## Written problem
Print every entry word for word, but omit the pictures.

## Stored data
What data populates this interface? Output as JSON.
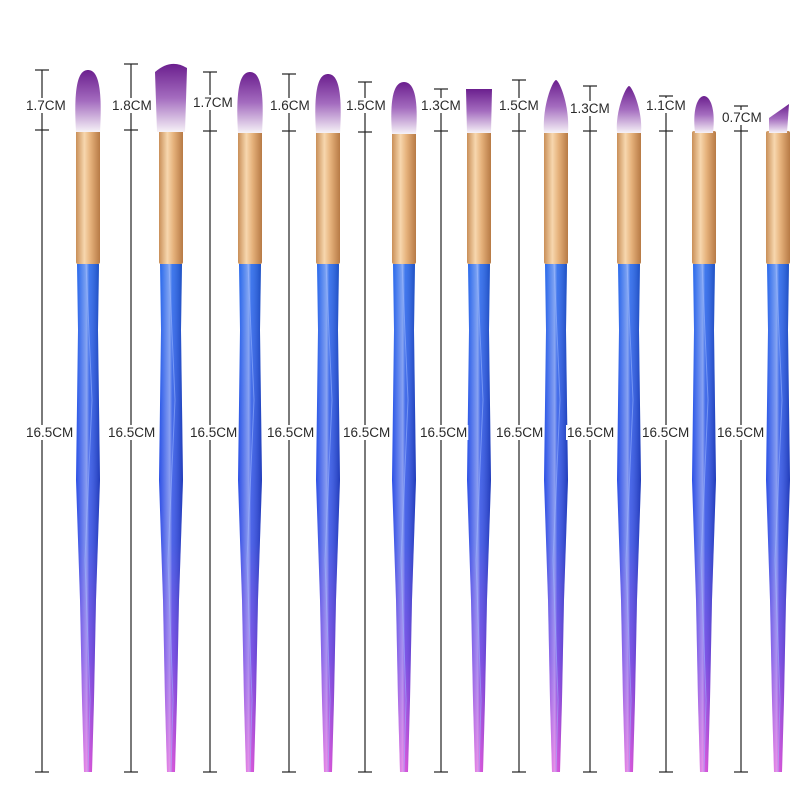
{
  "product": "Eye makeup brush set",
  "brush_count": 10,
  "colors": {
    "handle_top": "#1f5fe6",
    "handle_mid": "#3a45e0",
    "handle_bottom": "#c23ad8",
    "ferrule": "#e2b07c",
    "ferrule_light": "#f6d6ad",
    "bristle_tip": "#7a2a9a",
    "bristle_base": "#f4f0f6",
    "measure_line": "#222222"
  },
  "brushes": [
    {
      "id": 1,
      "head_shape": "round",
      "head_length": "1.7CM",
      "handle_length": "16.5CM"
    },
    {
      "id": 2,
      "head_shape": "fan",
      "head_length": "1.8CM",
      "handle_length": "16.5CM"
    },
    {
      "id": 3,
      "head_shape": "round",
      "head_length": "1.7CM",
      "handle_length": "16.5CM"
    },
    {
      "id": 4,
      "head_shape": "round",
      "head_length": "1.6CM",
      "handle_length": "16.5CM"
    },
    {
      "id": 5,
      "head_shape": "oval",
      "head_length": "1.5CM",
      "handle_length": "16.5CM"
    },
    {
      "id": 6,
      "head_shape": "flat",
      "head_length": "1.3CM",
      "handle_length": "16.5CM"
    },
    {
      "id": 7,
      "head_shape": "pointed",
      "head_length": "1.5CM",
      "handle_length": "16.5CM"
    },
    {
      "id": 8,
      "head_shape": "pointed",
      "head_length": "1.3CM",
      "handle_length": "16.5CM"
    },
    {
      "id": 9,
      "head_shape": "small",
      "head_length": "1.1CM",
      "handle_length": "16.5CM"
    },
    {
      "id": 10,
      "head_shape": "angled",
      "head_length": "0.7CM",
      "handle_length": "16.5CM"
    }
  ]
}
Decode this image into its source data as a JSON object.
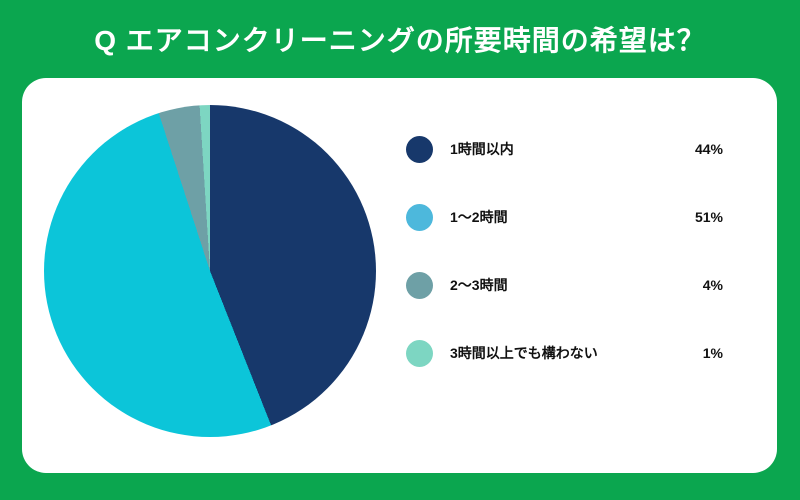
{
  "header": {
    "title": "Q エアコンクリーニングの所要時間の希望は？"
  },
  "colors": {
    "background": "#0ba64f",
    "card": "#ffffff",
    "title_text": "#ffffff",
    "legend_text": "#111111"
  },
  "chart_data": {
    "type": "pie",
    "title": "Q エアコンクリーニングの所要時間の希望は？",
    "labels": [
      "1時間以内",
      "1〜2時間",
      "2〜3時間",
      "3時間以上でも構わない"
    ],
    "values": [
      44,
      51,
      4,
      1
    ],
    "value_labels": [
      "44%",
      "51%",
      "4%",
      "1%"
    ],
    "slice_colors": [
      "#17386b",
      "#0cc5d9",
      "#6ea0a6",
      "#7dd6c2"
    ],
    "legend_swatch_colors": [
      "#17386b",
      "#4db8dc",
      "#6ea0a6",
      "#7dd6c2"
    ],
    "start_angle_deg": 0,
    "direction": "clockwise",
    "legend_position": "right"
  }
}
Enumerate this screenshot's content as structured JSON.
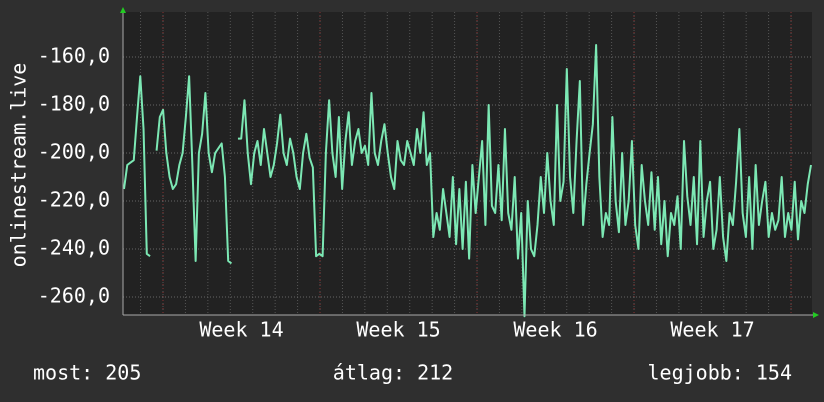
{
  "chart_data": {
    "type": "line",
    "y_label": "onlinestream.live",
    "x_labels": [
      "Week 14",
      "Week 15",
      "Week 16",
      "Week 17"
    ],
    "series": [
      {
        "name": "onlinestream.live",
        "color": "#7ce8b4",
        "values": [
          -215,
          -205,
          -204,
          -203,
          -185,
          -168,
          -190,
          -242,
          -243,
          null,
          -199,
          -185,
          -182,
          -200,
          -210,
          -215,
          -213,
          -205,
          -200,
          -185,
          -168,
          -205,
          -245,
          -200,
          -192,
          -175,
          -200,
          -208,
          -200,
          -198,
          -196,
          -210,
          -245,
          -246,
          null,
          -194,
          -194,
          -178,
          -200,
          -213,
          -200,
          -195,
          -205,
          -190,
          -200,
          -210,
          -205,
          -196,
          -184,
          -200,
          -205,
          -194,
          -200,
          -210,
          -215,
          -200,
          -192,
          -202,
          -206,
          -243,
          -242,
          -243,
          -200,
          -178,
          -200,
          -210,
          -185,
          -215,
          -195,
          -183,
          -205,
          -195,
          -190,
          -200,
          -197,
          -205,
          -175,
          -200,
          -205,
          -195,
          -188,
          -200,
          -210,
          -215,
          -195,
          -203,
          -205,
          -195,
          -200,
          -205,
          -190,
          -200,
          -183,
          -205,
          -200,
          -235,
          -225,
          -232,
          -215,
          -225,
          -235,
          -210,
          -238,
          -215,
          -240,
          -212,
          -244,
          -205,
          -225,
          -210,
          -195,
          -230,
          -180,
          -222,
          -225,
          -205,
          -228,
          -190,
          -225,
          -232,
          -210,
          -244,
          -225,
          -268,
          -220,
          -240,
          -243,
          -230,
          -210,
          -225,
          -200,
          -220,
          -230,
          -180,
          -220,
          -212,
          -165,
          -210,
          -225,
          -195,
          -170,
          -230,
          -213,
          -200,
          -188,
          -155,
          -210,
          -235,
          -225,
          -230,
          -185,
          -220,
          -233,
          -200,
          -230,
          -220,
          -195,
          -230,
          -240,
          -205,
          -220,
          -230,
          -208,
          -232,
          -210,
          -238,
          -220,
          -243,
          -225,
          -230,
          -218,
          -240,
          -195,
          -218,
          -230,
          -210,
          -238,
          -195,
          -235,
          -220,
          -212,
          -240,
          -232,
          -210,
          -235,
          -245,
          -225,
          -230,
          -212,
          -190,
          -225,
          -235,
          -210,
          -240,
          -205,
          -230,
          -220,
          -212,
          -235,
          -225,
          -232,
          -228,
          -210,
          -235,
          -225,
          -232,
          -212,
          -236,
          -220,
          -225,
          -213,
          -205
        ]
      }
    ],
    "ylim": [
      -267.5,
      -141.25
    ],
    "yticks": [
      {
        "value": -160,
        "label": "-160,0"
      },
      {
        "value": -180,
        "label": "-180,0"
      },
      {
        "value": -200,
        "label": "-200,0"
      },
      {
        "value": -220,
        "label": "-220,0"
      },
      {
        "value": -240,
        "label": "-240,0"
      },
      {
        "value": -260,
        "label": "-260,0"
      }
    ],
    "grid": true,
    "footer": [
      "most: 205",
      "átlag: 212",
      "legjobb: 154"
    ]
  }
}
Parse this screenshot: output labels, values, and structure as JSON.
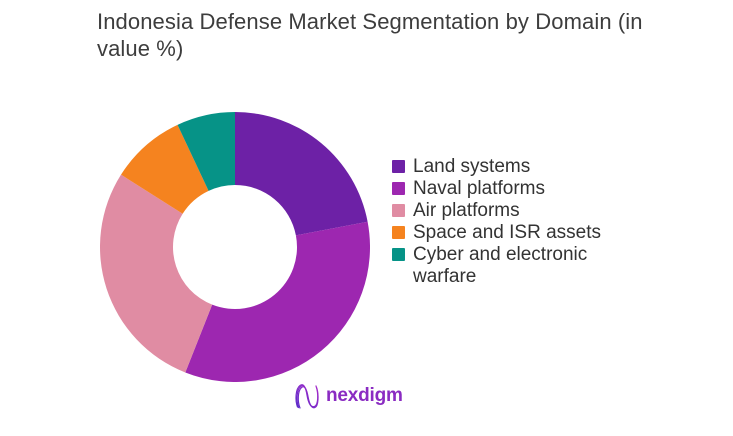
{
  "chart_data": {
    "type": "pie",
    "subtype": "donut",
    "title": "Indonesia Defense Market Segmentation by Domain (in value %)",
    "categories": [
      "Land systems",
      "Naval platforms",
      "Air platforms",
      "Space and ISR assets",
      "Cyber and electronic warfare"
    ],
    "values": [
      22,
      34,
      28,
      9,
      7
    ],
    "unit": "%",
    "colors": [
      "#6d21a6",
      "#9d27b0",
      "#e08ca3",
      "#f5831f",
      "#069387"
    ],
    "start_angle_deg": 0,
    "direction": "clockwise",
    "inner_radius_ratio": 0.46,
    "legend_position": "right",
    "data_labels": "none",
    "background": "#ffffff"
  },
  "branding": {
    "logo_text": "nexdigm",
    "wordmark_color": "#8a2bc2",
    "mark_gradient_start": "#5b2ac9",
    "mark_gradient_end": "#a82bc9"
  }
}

## Solution for this exercise
What data populates this interface? Output as JSON.
{
  "product": "Eye makeup brush set",
  "brush_count": 10,
  "colors": {
    "handle_top": "#1f5fe6",
    "handle_mid": "#3a45e0",
    "handle_bottom": "#c23ad8",
    "ferrule": "#e2b07c",
    "ferrule_light": "#f6d6ad",
    "bristle_tip": "#7a2a9a",
    "bristle_base": "#f4f0f6",
    "measure_line": "#222222"
  },
  "brushes": [
    {
      "id": 1,
      "head_shape": "round",
      "head_length": "1.7CM",
      "handle_length": "16.5CM"
    },
    {
      "id": 2,
      "head_shape": "fan",
      "head_length": "1.8CM",
      "handle_length": "16.5CM"
    },
    {
      "id": 3,
      "head_shape": "round",
      "head_length": "1.7CM",
      "handle_length": "16.5CM"
    },
    {
      "id": 4,
      "head_shape": "round",
      "head_length": "1.6CM",
      "handle_length": "16.5CM"
    },
    {
      "id": 5,
      "head_shape": "oval",
      "head_length": "1.5CM",
      "handle_length": "16.5CM"
    },
    {
      "id": 6,
      "head_shape": "flat",
      "head_length": "1.3CM",
      "handle_length": "16.5CM"
    },
    {
      "id": 7,
      "head_shape": "pointed",
      "head_length": "1.5CM",
      "handle_length": "16.5CM"
    },
    {
      "id": 8,
      "head_shape": "pointed",
      "head_length": "1.3CM",
      "handle_length": "16.5CM"
    },
    {
      "id": 9,
      "head_shape": "small",
      "head_length": "1.1CM",
      "handle_length": "16.5CM"
    },
    {
      "id": 10,
      "head_shape": "angled",
      "head_length": "0.7CM",
      "handle_length": "16.5CM"
    }
  ]
}
Decode this image into its source data as a JSON object.
{
  "header": {
    "title": "Q エアコンクリーニングの所要時間の希望は？"
  },
  "colors": {
    "background": "#0ba64f",
    "card": "#ffffff",
    "title_text": "#ffffff",
    "legend_text": "#111111"
  },
  "chart_data": {
    "type": "pie",
    "title": "Q エアコンクリーニングの所要時間の希望は？",
    "labels": [
      "1時間以内",
      "1〜2時間",
      "2〜3時間",
      "3時間以上でも構わない"
    ],
    "values": [
      44,
      51,
      4,
      1
    ],
    "value_labels": [
      "44%",
      "51%",
      "4%",
      "1%"
    ],
    "slice_colors": [
      "#17386b",
      "#0cc5d9",
      "#6ea0a6",
      "#7dd6c2"
    ],
    "legend_swatch_colors": [
      "#17386b",
      "#4db8dc",
      "#6ea0a6",
      "#7dd6c2"
    ],
    "start_angle_deg": 0,
    "direction": "clockwise",
    "legend_position": "right"
  }
}
Enumerate this screenshot's content as structured JSON.
{
  "chart_data": {
    "type": "line",
    "y_label": "onlinestream.live",
    "x_labels": [
      "Week 14",
      "Week 15",
      "Week 16",
      "Week 17"
    ],
    "series": [
      {
        "name": "onlinestream.live",
        "color": "#7ce8b4",
        "values": [
          -215,
          -205,
          -204,
          -203,
          -185,
          -168,
          -190,
          -242,
          -243,
          null,
          -199,
          -185,
          -182,
          -200,
          -210,
          -215,
          -213,
          -205,
          -200,
          -185,
          -168,
          -205,
          -245,
          -200,
          -192,
          -175,
          -200,
          -208,
          -200,
          -198,
          -196,
          -210,
          -245,
          -246,
          null,
          -194,
          -194,
          -178,
          -200,
          -213,
          -200,
          -195,
          -205,
          -190,
          -200,
          -210,
          -205,
          -196,
          -184,
          -200,
          -205,
          -194,
          -200,
          -210,
          -215,
          -200,
          -192,
          -202,
          -206,
          -243,
          -242,
          -243,
          -200,
          -178,
          -200,
          -210,
          -185,
          -215,
          -195,
          -183,
          -205,
          -195,
          -190,
          -200,
          -197,
          -205,
          -175,
          -200,
          -205,
          -195,
          -188,
          -200,
          -210,
          -215,
          -195,
          -203,
          -205,
          -195,
          -200,
          -205,
          -190,
          -200,
          -183,
          -205,
          -200,
          -235,
          -225,
          -232,
          -215,
          -225,
          -235,
          -210,
          -238,
          -215,
          -240,
          -212,
          -244,
          -205,
          -225,
          -210,
          -195,
          -230,
          -180,
          -222,
          -225,
          -205,
          -228,
          -190,
          -225,
          -232,
          -210,
          -244,
          -225,
          -268,
          -220,
          -240,
          -243,
          -230,
          -210,
          -225,
          -200,
          -220,
          -230,
          -180,
          -220,
          -212,
          -165,
          -210,
          -225,
          -195,
          -170,
          -230,
          -213,
          -200,
          -188,
          -155,
          -210,
          -235,
          -225,
          -230,
          -185,
          -220,
          -233,
          -200,
          -230,
          -220,
          -195,
          -230,
          -240,
          -205,
          -220,
          -230,
          -208,
          -232,
          -210,
          -238,
          -220,
          -243,
          -225,
          -230,
          -218,
          -240,
          -195,
          -218,
          -230,
          -210,
          -238,
          -195,
          -235,
          -220,
          -212,
          -240,
          -232,
          -210,
          -235,
          -245,
          -225,
          -230,
          -212,
          -190,
          -225,
          -235,
          -210,
          -240,
          -205,
          -230,
          -220,
          -212,
          -235,
          -225,
          -232,
          -228,
          -210,
          -235,
          -225,
          -232,
          -212,
          -236,
          -220,
          -225,
          -213,
          -205
        ]
      }
    ],
    "ylim": [
      -267.5,
      -141.25
    ],
    "yticks": [
      {
        "value": -160,
        "label": "-160,0"
      },
      {
        "value": -180,
        "label": "-180,0"
      },
      {
        "value": -200,
        "label": "-200,0"
      },
      {
        "value": -220,
        "label": "-220,0"
      },
      {
        "value": -240,
        "label": "-240,0"
      },
      {
        "value": -260,
        "label": "-260,0"
      }
    ],
    "grid": true,
    "footer": [
      "most: 205",
      "átlag: 212",
      "legjobb: 154"
    ]
  }
}
Parse this screenshot: output labels, values, and structure as JSON.
{
  "chart_data": {
    "type": "pie",
    "subtype": "donut",
    "title": "Indonesia Defense Market Segmentation by Domain (in value %)",
    "categories": [
      "Land systems",
      "Naval platforms",
      "Air platforms",
      "Space and ISR assets",
      "Cyber and electronic warfare"
    ],
    "values": [
      22,
      34,
      28,
      9,
      7
    ],
    "unit": "%",
    "colors": [
      "#6d21a6",
      "#9d27b0",
      "#e08ca3",
      "#f5831f",
      "#069387"
    ],
    "start_angle_deg": 0,
    "direction": "clockwise",
    "inner_radius_ratio": 0.46,
    "legend_position": "right",
    "data_labels": "none",
    "background": "#ffffff"
  },
  "branding": {
    "logo_text": "nexdigm",
    "wordmark_color": "#8a2bc2",
    "mark_gradient_start": "#5b2ac9",
    "mark_gradient_end": "#a82bc9"
  }
}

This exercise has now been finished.